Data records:
--*--

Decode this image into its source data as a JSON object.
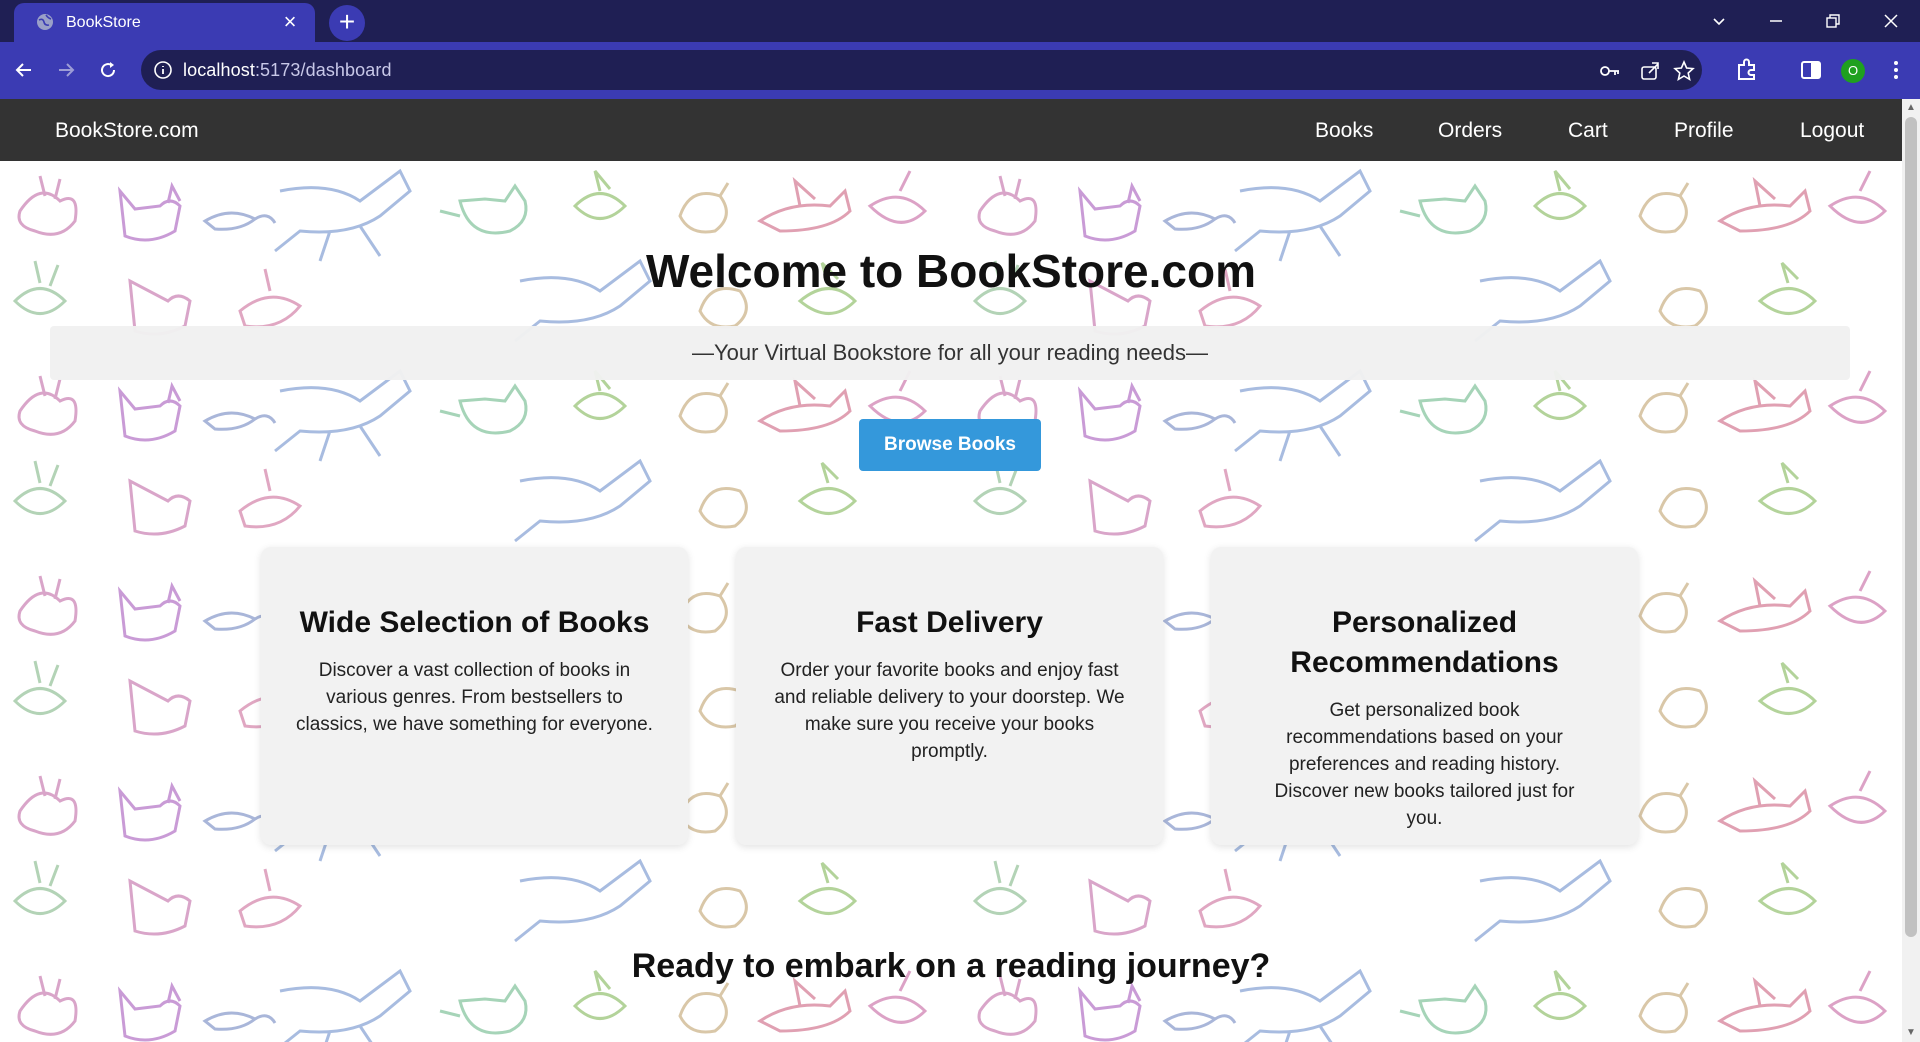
{
  "browser": {
    "tab_title": "BookStore",
    "url_host": "localhost",
    "url_path": ":5173/dashboard",
    "profile_initial": "O"
  },
  "nav": {
    "brand": "BookStore.com",
    "links": [
      "Books",
      "Orders",
      "Cart",
      "Profile",
      "Logout"
    ]
  },
  "hero": {
    "title": "Welcome to BookStore.com",
    "tagline": "—Your Virtual Bookstore for all your reading needs—",
    "button": "Browse Books"
  },
  "features": [
    {
      "title": "Wide Selection of Books",
      "text": "Discover a vast collection of books in various genres. From bestsellers to classics, we have something for everyone."
    },
    {
      "title": "Fast Delivery",
      "text": "Order your favorite books and enjoy fast and reliable delivery to your doorstep. We make sure you receive your books promptly."
    },
    {
      "title": "Personalized Recommendations",
      "text": "Get personalized book recommendations based on your preferences and reading history. Discover new books tailored just for you."
    }
  ],
  "cta": {
    "title": "Ready to embark on a reading journey?"
  },
  "colors": {
    "tabbar": "#1f1f54",
    "toolbar": "#3b3bb3",
    "site_nav": "#333333",
    "accent": "#3498db"
  }
}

--*--

Each entry gets copied exactly; the pictures stay out.

■ Solution to this exercise
Decode this image into its source data as a JSON object.
{
  "browser": {
    "tab_title": "BookStore",
    "url_host": "localhost",
    "url_path": ":5173/dashboard",
    "profile_initial": "O"
  },
  "nav": {
    "brand": "BookStore.com",
    "links": [
      "Books",
      "Orders",
      "Cart",
      "Profile",
      "Logout"
    ]
  },
  "hero": {
    "title": "Welcome to BookStore.com",
    "tagline": "—Your Virtual Bookstore for all your reading needs—",
    "button": "Browse Books"
  },
  "features": [
    {
      "title": "Wide Selection of Books",
      "text": "Discover a vast collection of books in various genres. From bestsellers to classics, we have something for everyone."
    },
    {
      "title": "Fast Delivery",
      "text": "Order your favorite books and enjoy fast and reliable delivery to your doorstep. We make sure you receive your books promptly."
    },
    {
      "title": "Personalized Recommendations",
      "text": "Get personalized book recommendations based on your preferences and reading history. Discover new books tailored just for you."
    }
  ],
  "cta": {
    "title": "Ready to embark on a reading journey?"
  },
  "colors": {
    "tabbar": "#1f1f54",
    "toolbar": "#3b3bb3",
    "site_nav": "#333333",
    "accent": "#3498db"
  }
}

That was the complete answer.